__Provided entries__.
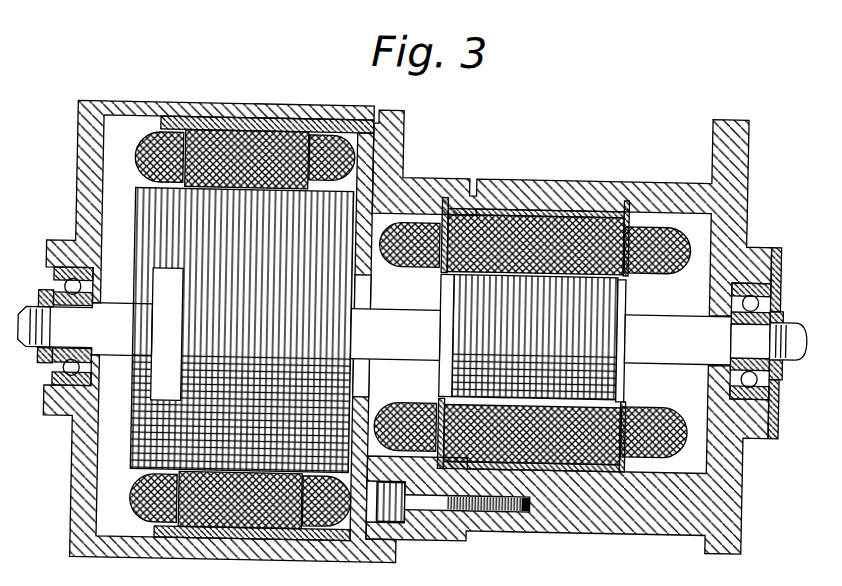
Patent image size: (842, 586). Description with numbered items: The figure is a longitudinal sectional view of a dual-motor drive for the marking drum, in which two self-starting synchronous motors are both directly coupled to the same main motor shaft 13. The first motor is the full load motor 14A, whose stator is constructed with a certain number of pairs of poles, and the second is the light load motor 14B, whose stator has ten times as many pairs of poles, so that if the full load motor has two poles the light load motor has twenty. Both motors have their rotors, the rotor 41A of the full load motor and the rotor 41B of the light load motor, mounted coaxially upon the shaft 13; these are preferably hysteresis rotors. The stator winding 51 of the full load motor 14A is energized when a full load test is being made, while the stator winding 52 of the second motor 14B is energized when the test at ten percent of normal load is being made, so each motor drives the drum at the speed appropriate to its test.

The main motor shaft 13 is at (412, 334).
The full load motor 14A is at (558, 209).
The light load motor 14B is at (243, 186).
The rotor of motor 14A 41A is at (532, 338).
The rotor of motor 14B 41B is at (241, 330).
The stator winding of motor 14A 51 is at (565, 452).
The stator winding of motor 14B 52 is at (267, 523).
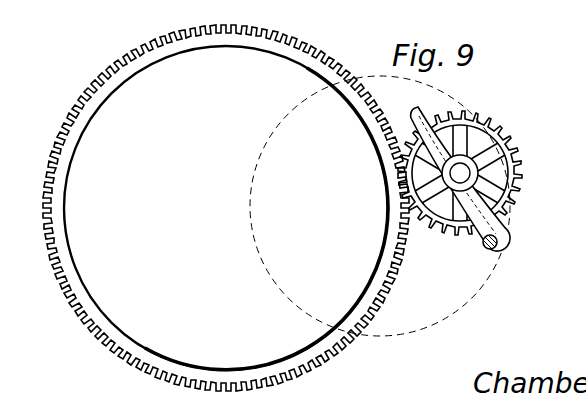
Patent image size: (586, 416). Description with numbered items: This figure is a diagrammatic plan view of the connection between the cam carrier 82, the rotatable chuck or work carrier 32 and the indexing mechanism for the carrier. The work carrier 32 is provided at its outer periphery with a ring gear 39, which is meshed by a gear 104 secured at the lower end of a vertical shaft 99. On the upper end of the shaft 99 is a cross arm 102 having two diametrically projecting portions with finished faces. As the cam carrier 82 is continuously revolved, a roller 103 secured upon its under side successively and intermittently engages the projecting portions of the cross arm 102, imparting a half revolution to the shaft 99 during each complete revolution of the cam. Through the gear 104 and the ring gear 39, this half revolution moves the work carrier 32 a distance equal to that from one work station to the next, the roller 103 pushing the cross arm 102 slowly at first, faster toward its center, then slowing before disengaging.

The work carrier 32 is at (160, 345).
The ring gear 39 is at (260, 375).
The cam carrier 82 is at (412, 330).
The vertical shaft 99 is at (470, 171).
The cross arm 102 is at (510, 221).
The roller 103 is at (503, 246).
The gear 104 is at (506, 134).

__Direction__.
Reproduce every line of the items above word for word, leaving out the pictures.

__Exercise solution__.
Patent image size: (842, 586). Description with numbered items: The figure is a longitudinal sectional view of a dual-motor drive for the marking drum, in which two self-starting synchronous motors are both directly coupled to the same main motor shaft 13. The first motor is the full load motor 14A, whose stator is constructed with a certain number of pairs of poles, and the second is the light load motor 14B, whose stator has ten times as many pairs of poles, so that if the full load motor has two poles the light load motor has twenty. Both motors have their rotors, the rotor 41A of the full load motor and the rotor 41B of the light load motor, mounted coaxially upon the shaft 13; these are preferably hysteresis rotors. The stator winding 51 of the full load motor 14A is energized when a full load test is being made, while the stator winding 52 of the second motor 14B is energized when the test at ten percent of normal load is being made, so each motor drives the drum at the speed appropriate to its test.

The main motor shaft 13 is at (412, 334).
The full load motor 14A is at (558, 209).
The light load motor 14B is at (243, 186).
The rotor of motor 14A 41A is at (532, 338).
The rotor of motor 14B 41B is at (241, 330).
The stator winding of motor 14A 51 is at (565, 452).
The stator winding of motor 14B 52 is at (267, 523).
Patent image size: (586, 416). Description with numbered items: This figure is a diagrammatic plan view of the connection between the cam carrier 82, the rotatable chuck or work carrier 32 and the indexing mechanism for the carrier. The work carrier 32 is provided at its outer periphery with a ring gear 39, which is meshed by a gear 104 secured at the lower end of a vertical shaft 99. On the upper end of the shaft 99 is a cross arm 102 having two diametrically projecting portions with finished faces. As the cam carrier 82 is continuously revolved, a roller 103 secured upon its under side successively and intermittently engages the projecting portions of the cross arm 102, imparting a half revolution to the shaft 99 during each complete revolution of the cam. Through the gear 104 and the ring gear 39, this half revolution moves the work carrier 32 a distance equal to that from one work station to the next, the roller 103 pushing the cross arm 102 slowly at first, faster toward its center, then slowing before disengaging.

The work carrier 32 is at (160, 345).
The ring gear 39 is at (260, 375).
The cam carrier 82 is at (412, 330).
The vertical shaft 99 is at (470, 171).
The cross arm 102 is at (510, 221).
The roller 103 is at (503, 246).
The gear 104 is at (506, 134).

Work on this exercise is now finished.